Set exercise —
Copy out each line of the listing that has the word "SCIENTIST" in it.

+-------+

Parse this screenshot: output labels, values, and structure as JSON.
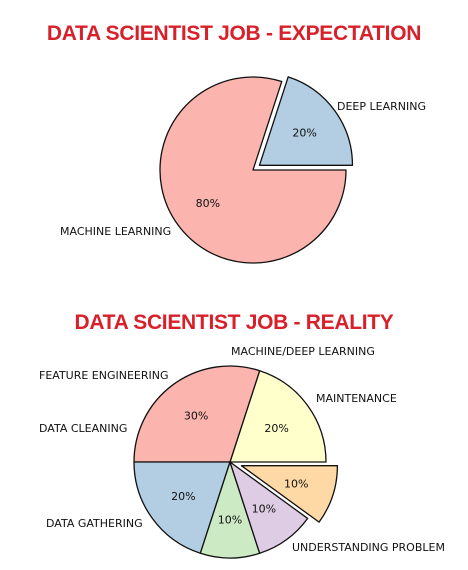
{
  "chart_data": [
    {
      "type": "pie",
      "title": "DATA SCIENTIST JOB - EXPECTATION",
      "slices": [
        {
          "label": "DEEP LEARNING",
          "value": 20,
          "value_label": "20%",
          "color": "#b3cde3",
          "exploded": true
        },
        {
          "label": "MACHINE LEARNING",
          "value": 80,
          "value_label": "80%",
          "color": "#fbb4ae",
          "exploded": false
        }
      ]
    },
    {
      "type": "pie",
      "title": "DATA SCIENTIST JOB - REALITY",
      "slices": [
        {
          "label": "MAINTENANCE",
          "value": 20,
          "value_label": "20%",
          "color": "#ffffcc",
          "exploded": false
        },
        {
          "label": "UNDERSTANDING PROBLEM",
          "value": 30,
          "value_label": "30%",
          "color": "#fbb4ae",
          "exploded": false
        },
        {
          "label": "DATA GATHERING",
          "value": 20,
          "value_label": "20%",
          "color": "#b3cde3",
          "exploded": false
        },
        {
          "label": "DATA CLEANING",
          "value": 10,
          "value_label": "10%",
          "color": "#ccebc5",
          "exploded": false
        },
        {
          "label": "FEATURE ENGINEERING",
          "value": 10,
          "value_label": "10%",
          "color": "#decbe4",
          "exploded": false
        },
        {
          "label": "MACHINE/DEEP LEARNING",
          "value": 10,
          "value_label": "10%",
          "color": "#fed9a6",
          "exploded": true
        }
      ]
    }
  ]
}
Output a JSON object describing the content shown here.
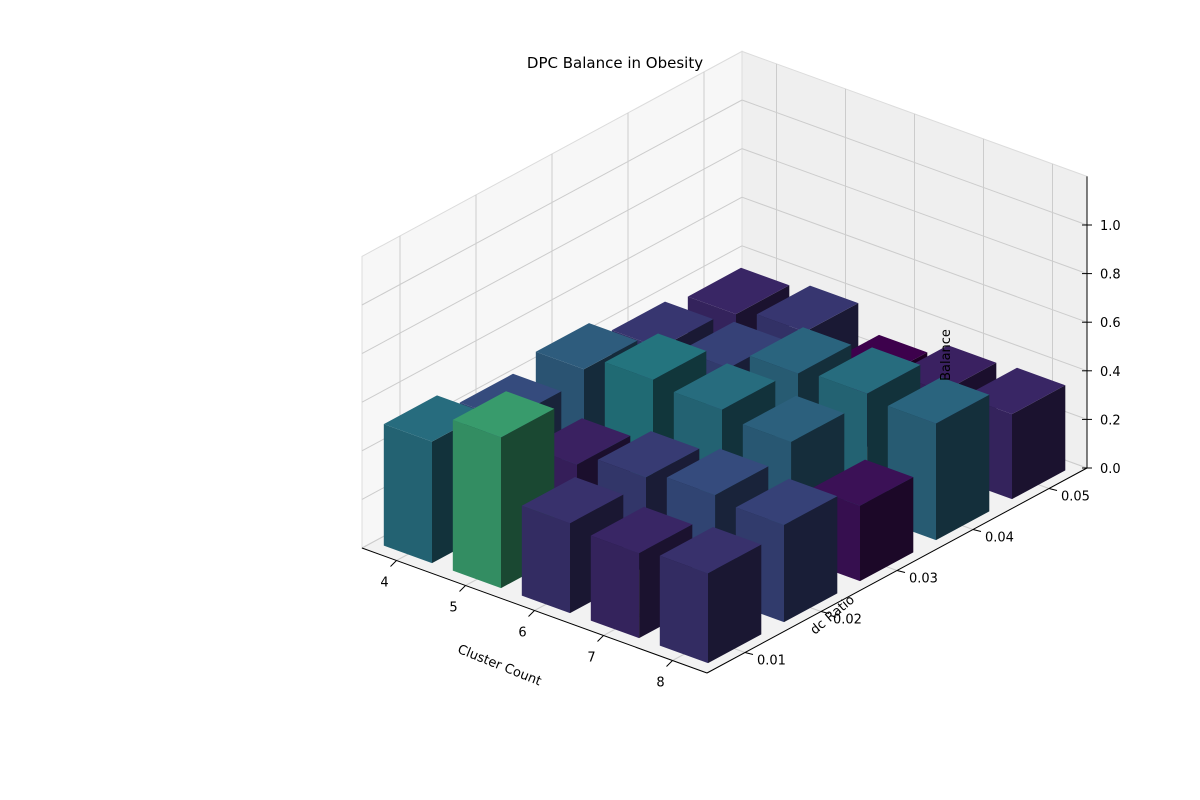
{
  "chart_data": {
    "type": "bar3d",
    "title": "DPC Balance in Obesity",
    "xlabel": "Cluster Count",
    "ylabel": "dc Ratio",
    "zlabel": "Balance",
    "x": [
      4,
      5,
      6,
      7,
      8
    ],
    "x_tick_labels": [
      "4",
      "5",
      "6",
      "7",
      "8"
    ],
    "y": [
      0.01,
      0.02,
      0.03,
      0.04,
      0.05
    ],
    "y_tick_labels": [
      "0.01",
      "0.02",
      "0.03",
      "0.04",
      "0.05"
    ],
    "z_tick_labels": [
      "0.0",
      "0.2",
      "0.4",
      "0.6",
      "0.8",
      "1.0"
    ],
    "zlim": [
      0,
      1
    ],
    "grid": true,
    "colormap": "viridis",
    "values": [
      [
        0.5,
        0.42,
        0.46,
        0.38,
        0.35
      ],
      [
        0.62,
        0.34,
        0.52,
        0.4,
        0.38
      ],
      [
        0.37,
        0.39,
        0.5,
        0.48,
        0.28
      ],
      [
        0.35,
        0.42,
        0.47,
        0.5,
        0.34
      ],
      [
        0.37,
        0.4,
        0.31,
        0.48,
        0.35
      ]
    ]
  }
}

+-------+

Output —
      "title": "DATA SCIENTIST JOB - EXPECTATION",
      "title": "DATA SCIENTIST JOB - REALITY",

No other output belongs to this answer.